Brief
Each line in the entries below that holds the string "Christian" is to be listed.

=== Provided data ===

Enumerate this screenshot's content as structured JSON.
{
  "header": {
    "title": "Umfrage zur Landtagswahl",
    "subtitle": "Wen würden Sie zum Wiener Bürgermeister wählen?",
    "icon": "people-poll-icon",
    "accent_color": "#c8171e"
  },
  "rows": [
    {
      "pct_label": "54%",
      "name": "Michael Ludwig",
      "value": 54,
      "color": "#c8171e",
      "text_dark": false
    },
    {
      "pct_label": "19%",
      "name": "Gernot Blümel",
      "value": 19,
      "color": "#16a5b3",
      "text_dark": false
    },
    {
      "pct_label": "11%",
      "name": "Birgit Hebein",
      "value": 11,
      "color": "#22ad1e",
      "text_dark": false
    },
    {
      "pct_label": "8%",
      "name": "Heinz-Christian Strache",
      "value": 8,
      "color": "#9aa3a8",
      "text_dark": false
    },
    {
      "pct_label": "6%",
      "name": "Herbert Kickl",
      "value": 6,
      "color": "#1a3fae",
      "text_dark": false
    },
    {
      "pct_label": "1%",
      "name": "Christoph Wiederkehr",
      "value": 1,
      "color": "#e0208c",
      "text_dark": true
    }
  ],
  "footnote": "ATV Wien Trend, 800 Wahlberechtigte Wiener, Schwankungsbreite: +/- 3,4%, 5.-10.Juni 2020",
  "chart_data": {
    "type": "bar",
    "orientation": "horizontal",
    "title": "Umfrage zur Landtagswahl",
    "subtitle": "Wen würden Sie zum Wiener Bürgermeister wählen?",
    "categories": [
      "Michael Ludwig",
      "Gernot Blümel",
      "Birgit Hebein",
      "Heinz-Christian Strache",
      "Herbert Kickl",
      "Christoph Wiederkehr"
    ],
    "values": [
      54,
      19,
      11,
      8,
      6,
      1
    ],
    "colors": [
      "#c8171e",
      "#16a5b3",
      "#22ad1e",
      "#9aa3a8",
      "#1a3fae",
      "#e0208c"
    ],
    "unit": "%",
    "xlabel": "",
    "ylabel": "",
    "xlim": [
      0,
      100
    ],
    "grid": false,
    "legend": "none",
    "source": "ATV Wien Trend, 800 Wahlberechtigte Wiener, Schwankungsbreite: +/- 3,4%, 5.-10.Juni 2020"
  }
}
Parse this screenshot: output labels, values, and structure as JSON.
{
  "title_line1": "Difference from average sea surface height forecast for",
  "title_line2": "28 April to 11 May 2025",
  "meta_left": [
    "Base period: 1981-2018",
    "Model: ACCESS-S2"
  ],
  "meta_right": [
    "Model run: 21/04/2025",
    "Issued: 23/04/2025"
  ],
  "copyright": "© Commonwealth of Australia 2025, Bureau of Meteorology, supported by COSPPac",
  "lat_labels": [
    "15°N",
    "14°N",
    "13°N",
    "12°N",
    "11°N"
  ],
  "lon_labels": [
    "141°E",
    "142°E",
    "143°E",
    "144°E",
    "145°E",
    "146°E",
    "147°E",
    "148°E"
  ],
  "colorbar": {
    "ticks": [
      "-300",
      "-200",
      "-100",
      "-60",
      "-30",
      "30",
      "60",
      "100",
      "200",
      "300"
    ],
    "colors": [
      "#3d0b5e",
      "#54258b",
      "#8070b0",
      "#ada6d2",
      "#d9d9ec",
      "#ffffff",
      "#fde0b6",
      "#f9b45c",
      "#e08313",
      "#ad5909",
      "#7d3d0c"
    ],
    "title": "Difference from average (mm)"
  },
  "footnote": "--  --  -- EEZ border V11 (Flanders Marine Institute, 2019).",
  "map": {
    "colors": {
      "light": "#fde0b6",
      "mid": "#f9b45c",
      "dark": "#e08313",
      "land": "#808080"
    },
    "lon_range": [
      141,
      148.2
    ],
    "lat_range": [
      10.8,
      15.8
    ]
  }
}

===

Output below
      "name": "Heinz-Christian Strache",
      "Heinz-Christian Strache",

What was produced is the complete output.